● **TASK OBJECTIVE**:
Return every line of the entries below verbatim, with each character left as it stands.

● **THE RECORDS**:

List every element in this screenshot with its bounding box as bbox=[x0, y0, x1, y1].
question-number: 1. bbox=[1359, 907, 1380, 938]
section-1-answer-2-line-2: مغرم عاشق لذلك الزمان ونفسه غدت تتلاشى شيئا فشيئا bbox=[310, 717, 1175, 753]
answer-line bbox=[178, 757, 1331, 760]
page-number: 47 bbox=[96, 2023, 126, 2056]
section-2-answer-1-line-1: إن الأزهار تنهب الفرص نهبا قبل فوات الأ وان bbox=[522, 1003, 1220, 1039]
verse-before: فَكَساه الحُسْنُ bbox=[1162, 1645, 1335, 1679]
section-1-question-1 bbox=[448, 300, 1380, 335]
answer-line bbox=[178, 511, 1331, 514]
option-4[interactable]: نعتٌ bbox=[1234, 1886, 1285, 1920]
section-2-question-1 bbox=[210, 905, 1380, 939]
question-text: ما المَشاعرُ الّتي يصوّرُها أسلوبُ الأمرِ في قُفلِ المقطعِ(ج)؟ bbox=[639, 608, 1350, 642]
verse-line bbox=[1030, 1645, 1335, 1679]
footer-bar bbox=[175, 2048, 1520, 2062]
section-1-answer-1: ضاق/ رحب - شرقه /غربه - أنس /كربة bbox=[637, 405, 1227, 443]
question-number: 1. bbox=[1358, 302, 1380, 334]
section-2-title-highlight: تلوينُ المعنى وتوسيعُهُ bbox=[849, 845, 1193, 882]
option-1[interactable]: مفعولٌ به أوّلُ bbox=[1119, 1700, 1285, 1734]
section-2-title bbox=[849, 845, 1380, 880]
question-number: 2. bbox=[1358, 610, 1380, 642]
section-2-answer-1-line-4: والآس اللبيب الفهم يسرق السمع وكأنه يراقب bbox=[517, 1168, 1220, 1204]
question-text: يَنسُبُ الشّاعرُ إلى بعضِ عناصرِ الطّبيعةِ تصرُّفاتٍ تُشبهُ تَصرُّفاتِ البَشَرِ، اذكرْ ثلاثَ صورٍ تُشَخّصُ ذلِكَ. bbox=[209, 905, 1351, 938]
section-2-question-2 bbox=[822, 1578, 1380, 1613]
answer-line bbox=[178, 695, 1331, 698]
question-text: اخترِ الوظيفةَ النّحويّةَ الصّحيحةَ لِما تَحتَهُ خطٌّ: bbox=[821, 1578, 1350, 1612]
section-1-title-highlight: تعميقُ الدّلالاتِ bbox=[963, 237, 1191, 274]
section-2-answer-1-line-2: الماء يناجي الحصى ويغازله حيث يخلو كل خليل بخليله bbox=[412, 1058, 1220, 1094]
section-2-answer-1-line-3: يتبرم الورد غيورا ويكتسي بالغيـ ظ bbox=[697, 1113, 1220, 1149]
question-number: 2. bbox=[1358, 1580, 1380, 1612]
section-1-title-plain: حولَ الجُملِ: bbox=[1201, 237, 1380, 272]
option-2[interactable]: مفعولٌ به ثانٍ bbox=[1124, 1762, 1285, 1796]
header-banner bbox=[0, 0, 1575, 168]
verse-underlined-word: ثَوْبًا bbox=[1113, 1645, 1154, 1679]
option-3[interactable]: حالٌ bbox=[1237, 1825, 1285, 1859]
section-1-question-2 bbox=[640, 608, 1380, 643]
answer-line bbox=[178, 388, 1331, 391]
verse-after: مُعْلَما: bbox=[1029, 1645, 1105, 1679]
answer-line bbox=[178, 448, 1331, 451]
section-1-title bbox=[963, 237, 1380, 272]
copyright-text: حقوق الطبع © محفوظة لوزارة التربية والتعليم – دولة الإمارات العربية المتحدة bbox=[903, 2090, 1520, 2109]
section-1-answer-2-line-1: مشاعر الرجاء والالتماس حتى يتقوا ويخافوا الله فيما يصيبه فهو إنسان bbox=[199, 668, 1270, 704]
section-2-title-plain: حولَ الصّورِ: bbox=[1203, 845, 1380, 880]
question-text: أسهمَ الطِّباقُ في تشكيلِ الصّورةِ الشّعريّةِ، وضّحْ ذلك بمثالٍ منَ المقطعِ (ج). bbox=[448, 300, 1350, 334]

● **EXERCISE ANSWER**:
List every element in this screenshot with its bounding box as bbox=[x0, y0, x1, y1].
question-number: 1. bbox=[1359, 907, 1380, 938]
section-1-answer-2-line-2: مغرم عاشق لذلك الزمان ونفسه غدت تتلاشى شيئا فشيئا bbox=[310, 717, 1175, 753]
answer-line bbox=[178, 757, 1331, 760]
page-number: 47 bbox=[96, 2023, 126, 2056]
section-2-answer-1-line-1: إن الأزهار تنهب الفرص نهبا قبل فوات الأ وان bbox=[522, 1003, 1220, 1039]
verse-before: فَكَساه الحُسْنُ bbox=[1162, 1645, 1335, 1679]
section-1-question-1 bbox=[448, 300, 1380, 335]
answer-line bbox=[178, 511, 1331, 514]
option-4[interactable]: نعتٌ bbox=[1234, 1886, 1285, 1920]
section-2-question-1 bbox=[210, 905, 1380, 939]
question-text: ما المَشاعرُ الّتي يصوّرُها أسلوبُ الأمرِ في قُفلِ المقطعِ(ج)؟ bbox=[639, 608, 1350, 642]
verse-line bbox=[1030, 1645, 1335, 1679]
footer-bar bbox=[175, 2048, 1520, 2062]
section-1-answer-1: ضاق/ رحب - شرقه /غربه - أنس /كربة bbox=[637, 405, 1227, 443]
question-number: 1. bbox=[1358, 302, 1380, 334]
section-2-title-highlight: تلوينُ المعنى وتوسيعُهُ bbox=[849, 845, 1193, 882]
option-1[interactable]: مفعولٌ به أوّلُ bbox=[1119, 1700, 1285, 1734]
section-2-title bbox=[849, 845, 1380, 880]
question-number: 2. bbox=[1358, 610, 1380, 642]
section-2-answer-1-line-4: والآس اللبيب الفهم يسرق السمع وكأنه يراقب bbox=[517, 1168, 1220, 1204]
question-text: يَنسُبُ الشّاعرُ إلى بعضِ عناصرِ الطّبيعةِ تصرُّفاتٍ تُشبهُ تَصرُّفاتِ البَشَرِ، اذكرْ ثلاثَ صورٍ تُشَخّصُ ذلِكَ. bbox=[209, 905, 1351, 938]
section-2-question-2 bbox=[822, 1578, 1380, 1613]
answer-line bbox=[178, 695, 1331, 698]
question-text: اخترِ الوظيفةَ النّحويّةَ الصّحيحةَ لِما تَحتَهُ خطٌّ: bbox=[821, 1578, 1350, 1612]
section-1-title-highlight: تعميقُ الدّلالاتِ bbox=[963, 237, 1191, 274]
section-2-answer-1-line-2: الماء يناجي الحصى ويغازله حيث يخلو كل خليل بخليله bbox=[412, 1058, 1220, 1094]
section-2-answer-1-line-3: يتبرم الورد غيورا ويكتسي بالغيـ ظ bbox=[697, 1113, 1220, 1149]
question-number: 2. bbox=[1358, 1580, 1380, 1612]
section-1-title-plain: حولَ الجُملِ: bbox=[1201, 237, 1380, 272]
option-2[interactable]: مفعولٌ به ثانٍ bbox=[1124, 1762, 1285, 1796]
header-banner bbox=[0, 0, 1575, 168]
verse-underlined-word: ثَوْبًا bbox=[1113, 1645, 1154, 1679]
option-3[interactable]: حالٌ bbox=[1237, 1825, 1285, 1859]
section-1-question-2 bbox=[640, 608, 1380, 643]
answer-line bbox=[178, 388, 1331, 391]
verse-after: مُعْلَما: bbox=[1029, 1645, 1105, 1679]
answer-line bbox=[178, 448, 1331, 451]
section-1-title bbox=[963, 237, 1380, 272]
copyright-text: حقوق الطبع © محفوظة لوزارة التربية والتعليم – دولة الإمارات العربية المتحدة bbox=[903, 2090, 1520, 2109]
section-1-answer-2-line-1: مشاعر الرجاء والالتماس حتى يتقوا ويخافوا الله فيما يصيبه فهو إنسان bbox=[199, 668, 1270, 704]
section-2-title-plain: حولَ الصّورِ: bbox=[1203, 845, 1380, 880]
question-text: أسهمَ الطِّباقُ في تشكيلِ الصّورةِ الشّعريّةِ، وضّحْ ذلك بمثالٍ منَ المقطعِ (ج). bbox=[448, 300, 1350, 334]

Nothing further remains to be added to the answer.